# What you will do
Find how many lines hold the word "color". Give only the number.

# Recorded data
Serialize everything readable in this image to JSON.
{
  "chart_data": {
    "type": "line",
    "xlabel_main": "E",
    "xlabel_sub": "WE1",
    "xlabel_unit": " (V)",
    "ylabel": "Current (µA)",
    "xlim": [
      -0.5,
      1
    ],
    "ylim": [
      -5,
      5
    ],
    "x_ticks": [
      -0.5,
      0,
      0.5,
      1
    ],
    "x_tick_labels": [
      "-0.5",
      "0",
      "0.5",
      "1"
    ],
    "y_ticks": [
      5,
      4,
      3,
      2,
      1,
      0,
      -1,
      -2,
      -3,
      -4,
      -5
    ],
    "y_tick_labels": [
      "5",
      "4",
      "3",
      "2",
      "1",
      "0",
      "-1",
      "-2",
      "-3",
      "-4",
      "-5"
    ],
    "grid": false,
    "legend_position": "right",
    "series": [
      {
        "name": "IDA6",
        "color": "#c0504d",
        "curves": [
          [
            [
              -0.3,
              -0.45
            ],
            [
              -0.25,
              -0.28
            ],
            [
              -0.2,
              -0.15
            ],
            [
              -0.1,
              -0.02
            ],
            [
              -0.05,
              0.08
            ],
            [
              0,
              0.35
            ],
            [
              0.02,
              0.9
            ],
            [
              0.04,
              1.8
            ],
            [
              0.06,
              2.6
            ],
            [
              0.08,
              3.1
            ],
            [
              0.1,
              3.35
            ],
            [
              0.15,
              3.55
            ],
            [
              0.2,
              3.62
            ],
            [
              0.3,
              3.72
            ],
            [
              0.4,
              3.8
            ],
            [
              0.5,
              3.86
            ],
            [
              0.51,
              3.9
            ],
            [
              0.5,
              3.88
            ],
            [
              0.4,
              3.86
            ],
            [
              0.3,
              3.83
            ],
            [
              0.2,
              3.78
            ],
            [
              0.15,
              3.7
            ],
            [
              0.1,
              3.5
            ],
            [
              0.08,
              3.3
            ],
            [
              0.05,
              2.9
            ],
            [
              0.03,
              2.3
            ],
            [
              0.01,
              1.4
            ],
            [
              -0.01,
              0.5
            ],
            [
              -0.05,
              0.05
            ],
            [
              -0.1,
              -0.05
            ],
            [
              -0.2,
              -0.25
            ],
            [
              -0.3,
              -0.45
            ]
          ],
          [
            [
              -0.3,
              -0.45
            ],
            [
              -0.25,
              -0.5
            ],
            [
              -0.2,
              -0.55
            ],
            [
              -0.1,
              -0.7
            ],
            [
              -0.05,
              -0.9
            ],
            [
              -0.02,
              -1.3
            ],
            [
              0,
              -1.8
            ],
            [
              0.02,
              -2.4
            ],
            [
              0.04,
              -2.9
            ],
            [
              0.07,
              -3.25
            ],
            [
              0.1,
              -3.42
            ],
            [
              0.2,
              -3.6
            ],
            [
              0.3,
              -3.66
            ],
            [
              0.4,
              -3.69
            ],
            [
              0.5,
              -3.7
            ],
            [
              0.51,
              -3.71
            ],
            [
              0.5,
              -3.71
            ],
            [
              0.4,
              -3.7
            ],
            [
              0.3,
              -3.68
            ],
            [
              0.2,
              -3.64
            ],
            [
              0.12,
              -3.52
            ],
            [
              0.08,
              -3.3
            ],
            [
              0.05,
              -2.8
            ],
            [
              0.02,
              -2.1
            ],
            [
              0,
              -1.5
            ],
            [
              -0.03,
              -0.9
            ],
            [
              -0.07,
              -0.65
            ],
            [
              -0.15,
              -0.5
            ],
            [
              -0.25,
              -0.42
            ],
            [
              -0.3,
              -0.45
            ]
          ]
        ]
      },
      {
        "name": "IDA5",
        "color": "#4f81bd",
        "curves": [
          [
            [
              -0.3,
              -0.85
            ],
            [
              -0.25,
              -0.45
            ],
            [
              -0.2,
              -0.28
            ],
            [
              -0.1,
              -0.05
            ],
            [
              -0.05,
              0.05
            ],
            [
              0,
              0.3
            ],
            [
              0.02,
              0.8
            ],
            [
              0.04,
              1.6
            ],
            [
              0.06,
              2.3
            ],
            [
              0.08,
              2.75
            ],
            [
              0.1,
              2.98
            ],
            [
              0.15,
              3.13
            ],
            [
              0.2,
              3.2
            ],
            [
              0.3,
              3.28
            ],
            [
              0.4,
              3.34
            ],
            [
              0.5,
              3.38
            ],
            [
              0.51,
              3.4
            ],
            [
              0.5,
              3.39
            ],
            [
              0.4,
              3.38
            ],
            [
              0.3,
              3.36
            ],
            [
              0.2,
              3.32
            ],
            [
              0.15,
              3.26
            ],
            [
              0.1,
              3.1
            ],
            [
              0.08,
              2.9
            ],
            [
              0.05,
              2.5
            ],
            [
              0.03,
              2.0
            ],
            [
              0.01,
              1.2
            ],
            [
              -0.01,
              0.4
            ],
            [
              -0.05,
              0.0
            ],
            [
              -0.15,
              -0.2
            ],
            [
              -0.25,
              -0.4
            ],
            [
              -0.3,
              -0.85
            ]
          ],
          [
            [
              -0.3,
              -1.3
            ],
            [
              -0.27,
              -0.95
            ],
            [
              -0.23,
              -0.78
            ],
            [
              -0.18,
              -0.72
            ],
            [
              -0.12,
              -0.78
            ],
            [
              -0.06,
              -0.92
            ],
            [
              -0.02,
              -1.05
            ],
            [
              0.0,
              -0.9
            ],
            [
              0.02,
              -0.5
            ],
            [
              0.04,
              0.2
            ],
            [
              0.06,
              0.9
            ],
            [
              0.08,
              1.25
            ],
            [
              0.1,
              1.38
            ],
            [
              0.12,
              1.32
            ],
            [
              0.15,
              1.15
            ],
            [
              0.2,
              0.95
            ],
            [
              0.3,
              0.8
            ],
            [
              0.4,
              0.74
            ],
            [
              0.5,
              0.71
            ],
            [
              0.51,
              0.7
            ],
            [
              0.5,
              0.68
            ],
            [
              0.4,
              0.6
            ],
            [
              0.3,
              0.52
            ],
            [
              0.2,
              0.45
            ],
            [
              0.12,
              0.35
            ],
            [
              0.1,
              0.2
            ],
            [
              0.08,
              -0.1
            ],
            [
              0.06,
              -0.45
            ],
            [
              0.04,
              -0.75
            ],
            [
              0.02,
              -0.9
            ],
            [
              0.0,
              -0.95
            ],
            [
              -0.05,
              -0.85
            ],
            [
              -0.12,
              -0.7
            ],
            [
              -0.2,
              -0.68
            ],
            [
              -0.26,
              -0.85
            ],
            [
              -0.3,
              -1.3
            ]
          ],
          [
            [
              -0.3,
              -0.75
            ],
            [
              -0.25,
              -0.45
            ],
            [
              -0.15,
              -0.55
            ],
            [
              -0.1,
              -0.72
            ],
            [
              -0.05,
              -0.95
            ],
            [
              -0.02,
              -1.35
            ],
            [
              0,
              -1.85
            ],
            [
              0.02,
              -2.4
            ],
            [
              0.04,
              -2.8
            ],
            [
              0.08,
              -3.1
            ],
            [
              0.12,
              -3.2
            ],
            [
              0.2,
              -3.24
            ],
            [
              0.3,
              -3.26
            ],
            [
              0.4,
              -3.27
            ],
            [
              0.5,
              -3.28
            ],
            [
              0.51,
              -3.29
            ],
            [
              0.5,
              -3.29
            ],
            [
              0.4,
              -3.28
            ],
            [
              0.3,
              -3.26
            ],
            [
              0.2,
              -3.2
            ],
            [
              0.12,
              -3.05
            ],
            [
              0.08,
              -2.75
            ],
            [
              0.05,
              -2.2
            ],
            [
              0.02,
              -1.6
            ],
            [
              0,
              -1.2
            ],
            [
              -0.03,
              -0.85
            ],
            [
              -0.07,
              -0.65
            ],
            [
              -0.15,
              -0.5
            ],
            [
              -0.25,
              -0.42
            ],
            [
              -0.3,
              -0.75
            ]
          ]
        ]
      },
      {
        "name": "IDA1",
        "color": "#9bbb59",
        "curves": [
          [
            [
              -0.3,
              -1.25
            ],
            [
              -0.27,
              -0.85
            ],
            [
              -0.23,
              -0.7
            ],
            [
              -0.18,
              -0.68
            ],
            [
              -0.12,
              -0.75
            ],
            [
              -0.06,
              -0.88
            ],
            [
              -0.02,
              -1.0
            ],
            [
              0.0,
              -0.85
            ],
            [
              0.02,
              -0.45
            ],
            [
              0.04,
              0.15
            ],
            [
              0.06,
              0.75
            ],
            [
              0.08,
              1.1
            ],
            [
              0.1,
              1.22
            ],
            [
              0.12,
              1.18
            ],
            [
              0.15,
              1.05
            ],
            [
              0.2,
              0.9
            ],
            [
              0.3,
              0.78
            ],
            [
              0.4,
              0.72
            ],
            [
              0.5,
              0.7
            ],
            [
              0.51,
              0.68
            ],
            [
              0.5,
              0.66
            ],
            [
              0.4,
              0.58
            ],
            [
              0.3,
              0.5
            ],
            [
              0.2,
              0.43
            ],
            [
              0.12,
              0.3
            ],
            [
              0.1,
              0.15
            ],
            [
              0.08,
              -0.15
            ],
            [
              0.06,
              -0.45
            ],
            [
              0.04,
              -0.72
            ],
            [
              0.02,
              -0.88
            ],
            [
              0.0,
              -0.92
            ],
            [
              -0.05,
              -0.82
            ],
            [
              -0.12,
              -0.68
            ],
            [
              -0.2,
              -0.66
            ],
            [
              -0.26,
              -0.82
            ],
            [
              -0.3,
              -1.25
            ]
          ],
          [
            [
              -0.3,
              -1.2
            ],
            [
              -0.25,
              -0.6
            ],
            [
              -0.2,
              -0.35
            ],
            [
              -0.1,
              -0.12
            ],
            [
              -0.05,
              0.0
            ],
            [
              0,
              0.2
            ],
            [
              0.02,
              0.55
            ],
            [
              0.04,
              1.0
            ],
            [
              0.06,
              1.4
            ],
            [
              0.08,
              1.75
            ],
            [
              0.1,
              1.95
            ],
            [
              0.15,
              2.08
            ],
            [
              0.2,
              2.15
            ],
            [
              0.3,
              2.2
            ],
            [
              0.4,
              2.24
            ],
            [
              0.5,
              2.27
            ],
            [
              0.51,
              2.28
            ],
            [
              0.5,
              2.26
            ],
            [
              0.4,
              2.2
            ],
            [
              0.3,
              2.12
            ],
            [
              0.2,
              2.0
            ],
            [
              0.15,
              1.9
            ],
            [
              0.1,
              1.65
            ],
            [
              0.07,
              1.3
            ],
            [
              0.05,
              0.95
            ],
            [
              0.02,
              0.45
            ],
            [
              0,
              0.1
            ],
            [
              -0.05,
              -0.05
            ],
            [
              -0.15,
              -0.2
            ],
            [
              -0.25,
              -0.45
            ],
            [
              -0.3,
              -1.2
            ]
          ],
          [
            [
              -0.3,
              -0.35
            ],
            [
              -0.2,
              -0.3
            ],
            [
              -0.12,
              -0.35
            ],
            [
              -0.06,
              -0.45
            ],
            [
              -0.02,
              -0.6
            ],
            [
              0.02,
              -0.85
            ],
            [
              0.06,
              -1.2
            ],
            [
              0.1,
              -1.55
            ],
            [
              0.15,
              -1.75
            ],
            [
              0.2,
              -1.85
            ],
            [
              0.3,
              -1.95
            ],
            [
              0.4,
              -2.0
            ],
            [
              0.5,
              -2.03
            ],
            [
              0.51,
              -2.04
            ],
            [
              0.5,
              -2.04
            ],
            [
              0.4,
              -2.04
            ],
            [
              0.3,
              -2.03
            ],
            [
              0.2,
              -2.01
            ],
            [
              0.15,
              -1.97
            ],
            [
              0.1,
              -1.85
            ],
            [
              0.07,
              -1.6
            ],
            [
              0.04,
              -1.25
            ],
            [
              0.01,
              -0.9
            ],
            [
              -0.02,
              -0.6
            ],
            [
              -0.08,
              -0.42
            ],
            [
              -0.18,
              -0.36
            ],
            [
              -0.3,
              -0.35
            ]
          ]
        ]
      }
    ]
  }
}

# Output for this task
3